• EXCERPT TO READ:
-- BEGIN --

Curiosity is also linked to this receptor, and more specifically, the successful search for information, which results in the D4 receptor being targeted by dopamine. What this means is, in the human brain, our curiosity is treated much like other pleasurable activities like watching a funny movie. When we pursue new information through our curiosity, we're rewarded with the pleasure-inducing chemical dopamine. As most of you know, when you find out something really great, you feel happy.
Now let’s get back to the person who “shouldn’t turn on the computer.” That person is simply trying to get dopamine to their D4 receptor, subconsciously of course. Who can blame them? It literally makes them happier. So now we’re left wondering that if they know they are the target of cyberbullying, why do they turn the computer on, open up those messages, or go onto social media sites? Simple. You can’t blame those people for being optimistic, or for having enough faith in human decency that they believe the bullying will stop.

-- END --

• PROBLEMS TO WORK ON:
- a) Reproduce word for word the part of the passage on curiosity and cyberbullying that begins at the words "Curiosity is also" and ends after the words "you feel happy.".
- b) Output the layout records from their first line through the line containing "input-field[interactable]: [610, 606, 906, 644]" as a JSON list of strings, one string per line and no blank lines.
The records are unrelated to the passage on curiosity and cyberbullying.

(Layout records)
-- BEGIN --

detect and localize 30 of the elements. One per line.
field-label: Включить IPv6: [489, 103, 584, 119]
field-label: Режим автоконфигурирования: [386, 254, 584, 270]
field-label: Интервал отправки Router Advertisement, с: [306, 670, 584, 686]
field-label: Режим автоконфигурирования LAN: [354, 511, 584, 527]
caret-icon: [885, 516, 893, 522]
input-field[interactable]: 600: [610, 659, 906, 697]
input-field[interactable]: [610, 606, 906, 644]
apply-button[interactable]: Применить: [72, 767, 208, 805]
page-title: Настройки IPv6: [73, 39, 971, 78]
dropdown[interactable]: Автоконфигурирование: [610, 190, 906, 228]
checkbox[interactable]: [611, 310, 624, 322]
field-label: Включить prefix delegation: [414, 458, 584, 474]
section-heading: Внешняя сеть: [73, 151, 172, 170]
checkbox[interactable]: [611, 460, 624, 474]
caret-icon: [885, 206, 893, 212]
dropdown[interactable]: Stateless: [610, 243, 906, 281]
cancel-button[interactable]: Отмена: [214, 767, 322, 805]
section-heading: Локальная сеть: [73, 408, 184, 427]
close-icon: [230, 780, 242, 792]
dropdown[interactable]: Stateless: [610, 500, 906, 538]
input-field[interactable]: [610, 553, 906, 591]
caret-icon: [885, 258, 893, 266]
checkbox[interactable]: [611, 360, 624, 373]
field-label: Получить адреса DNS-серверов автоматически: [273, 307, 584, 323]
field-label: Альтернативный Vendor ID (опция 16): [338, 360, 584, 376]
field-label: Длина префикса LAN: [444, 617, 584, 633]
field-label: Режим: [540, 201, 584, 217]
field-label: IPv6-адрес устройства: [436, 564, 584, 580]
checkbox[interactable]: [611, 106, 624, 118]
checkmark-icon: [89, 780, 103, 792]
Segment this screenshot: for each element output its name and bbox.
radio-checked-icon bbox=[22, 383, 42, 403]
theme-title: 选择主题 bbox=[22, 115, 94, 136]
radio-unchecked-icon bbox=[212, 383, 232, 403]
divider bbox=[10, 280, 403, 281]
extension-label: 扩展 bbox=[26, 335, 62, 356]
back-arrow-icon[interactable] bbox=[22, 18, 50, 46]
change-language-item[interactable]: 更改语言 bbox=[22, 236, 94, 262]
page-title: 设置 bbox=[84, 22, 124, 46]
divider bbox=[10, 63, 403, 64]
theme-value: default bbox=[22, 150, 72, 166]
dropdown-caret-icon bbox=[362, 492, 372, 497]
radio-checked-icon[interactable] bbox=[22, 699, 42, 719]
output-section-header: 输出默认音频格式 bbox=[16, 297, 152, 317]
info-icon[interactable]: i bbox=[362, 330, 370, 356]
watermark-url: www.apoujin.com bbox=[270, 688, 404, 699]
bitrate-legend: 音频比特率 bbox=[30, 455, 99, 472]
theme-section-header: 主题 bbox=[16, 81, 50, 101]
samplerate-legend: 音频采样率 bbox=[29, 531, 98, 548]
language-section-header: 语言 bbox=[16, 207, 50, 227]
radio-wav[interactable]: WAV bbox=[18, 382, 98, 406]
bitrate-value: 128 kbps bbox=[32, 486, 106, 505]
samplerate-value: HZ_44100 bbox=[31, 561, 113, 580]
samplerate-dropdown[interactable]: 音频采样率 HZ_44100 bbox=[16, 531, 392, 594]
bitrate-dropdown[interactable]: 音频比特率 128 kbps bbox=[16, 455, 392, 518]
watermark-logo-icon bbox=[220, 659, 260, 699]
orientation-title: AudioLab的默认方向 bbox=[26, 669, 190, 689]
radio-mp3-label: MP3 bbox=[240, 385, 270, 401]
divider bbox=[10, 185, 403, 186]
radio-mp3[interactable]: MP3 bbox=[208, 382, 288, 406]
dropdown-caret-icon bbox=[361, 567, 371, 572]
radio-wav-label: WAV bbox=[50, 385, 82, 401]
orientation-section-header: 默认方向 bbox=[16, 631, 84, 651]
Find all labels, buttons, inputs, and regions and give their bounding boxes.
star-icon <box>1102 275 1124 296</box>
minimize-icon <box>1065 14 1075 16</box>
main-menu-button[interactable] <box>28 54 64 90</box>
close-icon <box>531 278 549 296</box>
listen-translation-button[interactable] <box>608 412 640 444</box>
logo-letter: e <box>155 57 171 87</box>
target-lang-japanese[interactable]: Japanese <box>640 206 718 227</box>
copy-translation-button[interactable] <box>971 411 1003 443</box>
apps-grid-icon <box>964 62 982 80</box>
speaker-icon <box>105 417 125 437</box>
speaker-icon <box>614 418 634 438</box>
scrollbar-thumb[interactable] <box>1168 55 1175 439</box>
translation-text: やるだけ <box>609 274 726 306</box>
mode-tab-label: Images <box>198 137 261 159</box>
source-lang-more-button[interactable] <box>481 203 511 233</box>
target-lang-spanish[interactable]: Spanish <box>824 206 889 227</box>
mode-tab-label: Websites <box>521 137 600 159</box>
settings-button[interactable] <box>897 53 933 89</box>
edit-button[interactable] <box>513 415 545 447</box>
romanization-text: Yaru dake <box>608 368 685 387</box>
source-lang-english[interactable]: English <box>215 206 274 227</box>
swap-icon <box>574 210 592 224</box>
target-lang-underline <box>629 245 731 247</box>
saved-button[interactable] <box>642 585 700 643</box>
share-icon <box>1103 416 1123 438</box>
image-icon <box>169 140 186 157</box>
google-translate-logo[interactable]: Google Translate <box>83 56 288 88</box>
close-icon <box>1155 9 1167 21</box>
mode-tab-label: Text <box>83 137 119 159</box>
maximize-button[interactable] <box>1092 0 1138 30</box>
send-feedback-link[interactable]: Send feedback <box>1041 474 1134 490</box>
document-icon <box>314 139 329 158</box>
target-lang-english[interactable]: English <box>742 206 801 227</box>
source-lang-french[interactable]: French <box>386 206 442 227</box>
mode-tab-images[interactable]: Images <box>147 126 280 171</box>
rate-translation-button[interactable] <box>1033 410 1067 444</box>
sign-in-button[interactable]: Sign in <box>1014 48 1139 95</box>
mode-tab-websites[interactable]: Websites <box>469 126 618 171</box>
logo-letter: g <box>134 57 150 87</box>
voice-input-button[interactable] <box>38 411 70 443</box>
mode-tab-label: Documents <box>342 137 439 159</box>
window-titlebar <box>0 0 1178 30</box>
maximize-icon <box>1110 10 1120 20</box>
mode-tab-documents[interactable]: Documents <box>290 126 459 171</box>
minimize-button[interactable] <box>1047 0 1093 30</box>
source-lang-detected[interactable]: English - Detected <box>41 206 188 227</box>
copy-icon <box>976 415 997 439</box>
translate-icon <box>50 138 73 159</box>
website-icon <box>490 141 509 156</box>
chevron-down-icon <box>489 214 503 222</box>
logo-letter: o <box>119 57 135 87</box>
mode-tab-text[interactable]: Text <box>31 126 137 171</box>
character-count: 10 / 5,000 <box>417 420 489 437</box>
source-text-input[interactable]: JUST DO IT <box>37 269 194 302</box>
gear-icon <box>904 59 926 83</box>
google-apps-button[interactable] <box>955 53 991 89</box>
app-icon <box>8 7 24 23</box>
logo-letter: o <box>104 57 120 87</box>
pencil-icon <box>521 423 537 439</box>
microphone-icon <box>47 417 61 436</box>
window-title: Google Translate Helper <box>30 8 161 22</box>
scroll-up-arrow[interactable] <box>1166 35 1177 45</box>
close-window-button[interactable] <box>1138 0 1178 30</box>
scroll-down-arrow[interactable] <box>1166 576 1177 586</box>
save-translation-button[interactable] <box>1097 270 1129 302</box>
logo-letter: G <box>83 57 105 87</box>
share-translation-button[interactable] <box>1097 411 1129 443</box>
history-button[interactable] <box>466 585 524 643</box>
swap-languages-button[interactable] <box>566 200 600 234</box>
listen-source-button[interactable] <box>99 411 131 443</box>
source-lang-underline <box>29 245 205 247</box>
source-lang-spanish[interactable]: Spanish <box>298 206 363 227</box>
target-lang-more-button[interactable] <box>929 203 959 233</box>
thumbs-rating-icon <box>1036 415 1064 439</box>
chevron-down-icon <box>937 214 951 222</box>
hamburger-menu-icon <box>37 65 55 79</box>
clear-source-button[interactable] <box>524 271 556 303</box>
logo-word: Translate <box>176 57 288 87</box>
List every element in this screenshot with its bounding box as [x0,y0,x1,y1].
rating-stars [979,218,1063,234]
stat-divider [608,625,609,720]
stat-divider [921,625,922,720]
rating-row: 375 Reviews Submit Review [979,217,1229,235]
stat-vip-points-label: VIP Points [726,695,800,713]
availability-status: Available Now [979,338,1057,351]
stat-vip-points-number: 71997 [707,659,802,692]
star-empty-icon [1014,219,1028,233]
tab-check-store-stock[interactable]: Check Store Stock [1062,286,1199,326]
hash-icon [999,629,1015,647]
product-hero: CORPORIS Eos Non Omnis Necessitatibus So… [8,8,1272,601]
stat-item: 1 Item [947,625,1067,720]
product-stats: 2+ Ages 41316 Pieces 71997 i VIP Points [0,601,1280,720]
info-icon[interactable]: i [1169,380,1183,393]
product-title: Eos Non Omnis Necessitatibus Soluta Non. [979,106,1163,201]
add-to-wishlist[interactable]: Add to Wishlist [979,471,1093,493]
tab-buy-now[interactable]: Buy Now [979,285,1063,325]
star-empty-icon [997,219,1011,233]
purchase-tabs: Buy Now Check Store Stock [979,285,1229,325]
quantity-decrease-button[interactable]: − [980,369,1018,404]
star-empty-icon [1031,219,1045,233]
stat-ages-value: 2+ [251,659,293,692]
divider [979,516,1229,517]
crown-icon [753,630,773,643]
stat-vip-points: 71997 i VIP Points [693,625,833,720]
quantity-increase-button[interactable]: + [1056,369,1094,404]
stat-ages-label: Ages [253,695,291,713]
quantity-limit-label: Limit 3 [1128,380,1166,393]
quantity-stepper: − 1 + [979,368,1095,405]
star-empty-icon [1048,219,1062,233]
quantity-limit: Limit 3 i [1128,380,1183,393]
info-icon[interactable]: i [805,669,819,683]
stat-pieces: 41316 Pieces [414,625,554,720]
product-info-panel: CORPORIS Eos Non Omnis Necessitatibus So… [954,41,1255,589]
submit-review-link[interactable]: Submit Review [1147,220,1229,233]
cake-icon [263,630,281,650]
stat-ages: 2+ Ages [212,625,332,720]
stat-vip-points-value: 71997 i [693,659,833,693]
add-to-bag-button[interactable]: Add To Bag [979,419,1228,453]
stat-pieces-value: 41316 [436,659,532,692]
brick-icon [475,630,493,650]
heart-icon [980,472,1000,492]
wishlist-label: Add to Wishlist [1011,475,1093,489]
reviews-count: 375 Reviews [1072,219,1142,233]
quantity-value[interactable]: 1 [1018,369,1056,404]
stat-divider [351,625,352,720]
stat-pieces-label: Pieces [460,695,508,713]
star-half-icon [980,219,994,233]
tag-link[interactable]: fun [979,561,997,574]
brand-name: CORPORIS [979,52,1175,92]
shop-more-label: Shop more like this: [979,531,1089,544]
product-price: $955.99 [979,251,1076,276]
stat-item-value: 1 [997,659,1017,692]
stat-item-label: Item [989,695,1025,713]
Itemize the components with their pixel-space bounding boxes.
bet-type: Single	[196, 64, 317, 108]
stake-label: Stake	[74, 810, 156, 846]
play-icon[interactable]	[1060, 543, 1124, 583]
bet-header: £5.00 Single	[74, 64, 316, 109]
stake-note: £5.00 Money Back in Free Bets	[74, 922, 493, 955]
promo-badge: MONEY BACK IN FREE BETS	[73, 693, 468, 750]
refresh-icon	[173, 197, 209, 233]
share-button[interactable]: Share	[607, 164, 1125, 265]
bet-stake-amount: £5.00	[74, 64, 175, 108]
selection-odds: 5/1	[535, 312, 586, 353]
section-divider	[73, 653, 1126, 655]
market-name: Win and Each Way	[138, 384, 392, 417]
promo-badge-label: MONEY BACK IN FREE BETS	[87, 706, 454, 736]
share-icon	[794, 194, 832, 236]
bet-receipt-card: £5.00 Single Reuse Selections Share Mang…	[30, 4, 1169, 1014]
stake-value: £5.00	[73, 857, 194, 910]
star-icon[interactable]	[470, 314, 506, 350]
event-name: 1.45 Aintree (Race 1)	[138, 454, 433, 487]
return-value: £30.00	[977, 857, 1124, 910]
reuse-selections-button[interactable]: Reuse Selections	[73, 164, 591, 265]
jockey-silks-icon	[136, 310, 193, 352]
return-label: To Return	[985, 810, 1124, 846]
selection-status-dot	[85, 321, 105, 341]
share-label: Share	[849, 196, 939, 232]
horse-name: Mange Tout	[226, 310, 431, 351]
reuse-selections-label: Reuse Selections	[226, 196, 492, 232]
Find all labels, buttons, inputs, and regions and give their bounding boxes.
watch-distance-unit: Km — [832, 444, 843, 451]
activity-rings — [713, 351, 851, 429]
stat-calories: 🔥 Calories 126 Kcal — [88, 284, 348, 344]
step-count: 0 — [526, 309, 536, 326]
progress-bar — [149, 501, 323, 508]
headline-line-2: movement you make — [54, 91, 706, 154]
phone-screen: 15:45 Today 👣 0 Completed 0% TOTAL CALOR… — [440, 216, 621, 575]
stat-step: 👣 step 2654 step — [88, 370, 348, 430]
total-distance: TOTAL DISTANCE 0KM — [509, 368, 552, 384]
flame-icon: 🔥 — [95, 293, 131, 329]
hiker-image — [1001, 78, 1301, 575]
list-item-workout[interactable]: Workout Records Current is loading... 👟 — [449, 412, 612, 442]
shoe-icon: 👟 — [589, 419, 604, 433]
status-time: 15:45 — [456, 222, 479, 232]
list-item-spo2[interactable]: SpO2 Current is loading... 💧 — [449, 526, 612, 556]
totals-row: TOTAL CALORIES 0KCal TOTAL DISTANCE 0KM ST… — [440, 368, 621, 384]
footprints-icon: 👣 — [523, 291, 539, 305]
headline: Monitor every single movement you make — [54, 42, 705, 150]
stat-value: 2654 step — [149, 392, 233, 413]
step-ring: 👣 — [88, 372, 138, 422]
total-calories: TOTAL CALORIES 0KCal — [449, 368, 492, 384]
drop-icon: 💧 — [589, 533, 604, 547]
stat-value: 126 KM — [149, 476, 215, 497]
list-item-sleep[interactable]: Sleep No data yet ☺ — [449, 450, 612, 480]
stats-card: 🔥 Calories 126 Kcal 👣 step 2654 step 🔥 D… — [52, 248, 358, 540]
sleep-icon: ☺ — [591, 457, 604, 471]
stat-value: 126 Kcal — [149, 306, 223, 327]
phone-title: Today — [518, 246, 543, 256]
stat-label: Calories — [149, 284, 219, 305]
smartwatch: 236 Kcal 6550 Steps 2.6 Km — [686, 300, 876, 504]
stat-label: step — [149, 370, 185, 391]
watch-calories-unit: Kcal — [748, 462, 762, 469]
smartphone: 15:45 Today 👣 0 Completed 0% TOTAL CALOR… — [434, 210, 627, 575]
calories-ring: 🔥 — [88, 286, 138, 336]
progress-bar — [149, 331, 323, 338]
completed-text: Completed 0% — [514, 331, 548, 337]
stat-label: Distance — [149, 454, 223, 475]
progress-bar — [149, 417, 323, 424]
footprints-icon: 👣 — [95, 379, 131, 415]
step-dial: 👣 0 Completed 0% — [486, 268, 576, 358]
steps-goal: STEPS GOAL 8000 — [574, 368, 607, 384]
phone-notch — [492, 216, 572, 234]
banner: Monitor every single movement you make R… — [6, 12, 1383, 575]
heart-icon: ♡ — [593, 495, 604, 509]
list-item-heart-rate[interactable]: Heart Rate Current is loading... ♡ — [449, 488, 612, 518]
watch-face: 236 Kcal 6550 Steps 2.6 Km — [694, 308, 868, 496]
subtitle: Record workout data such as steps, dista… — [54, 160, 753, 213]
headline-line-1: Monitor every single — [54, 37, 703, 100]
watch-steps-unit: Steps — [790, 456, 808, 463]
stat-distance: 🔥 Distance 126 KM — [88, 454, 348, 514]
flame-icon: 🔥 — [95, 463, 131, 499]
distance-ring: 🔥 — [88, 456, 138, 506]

-- END --

• FULL ANSWERS:
- a)
Curiosity is also linked to this receptor, and more specifically, the successful search for information, which results in the D4 receptor being targeted by dopamine. What this means is, in the human brain, our curiosity is treated much like other pleasurable activities like watching a funny movie. When we pursue new information through our curiosity, we're rewarded with the pleasure-inducing chemical dopamine. As most of you know, when you find out something really great, you feel happy.

- b)
[
  "detect and localize 30 of the elements. One per line.",
  "field-label: Включить IPv6: [489, 103, 584, 119]",
  "field-label: Режим автоконфигурирования: [386, 254, 584, 270]",
  "field-label: Интервал отправки Router Advertisement, с: [306, 670, 584, 686]",
  "field-label: Режим автоконфигурирования LAN: [354, 511, 584, 527]",
  "caret-icon: [885, 516, 893, 522]",
  "input-field[interactable]: 600: [610, 659, 906, 697]",
  "input-field[interactable]: [610, 606, 906, 644]"
]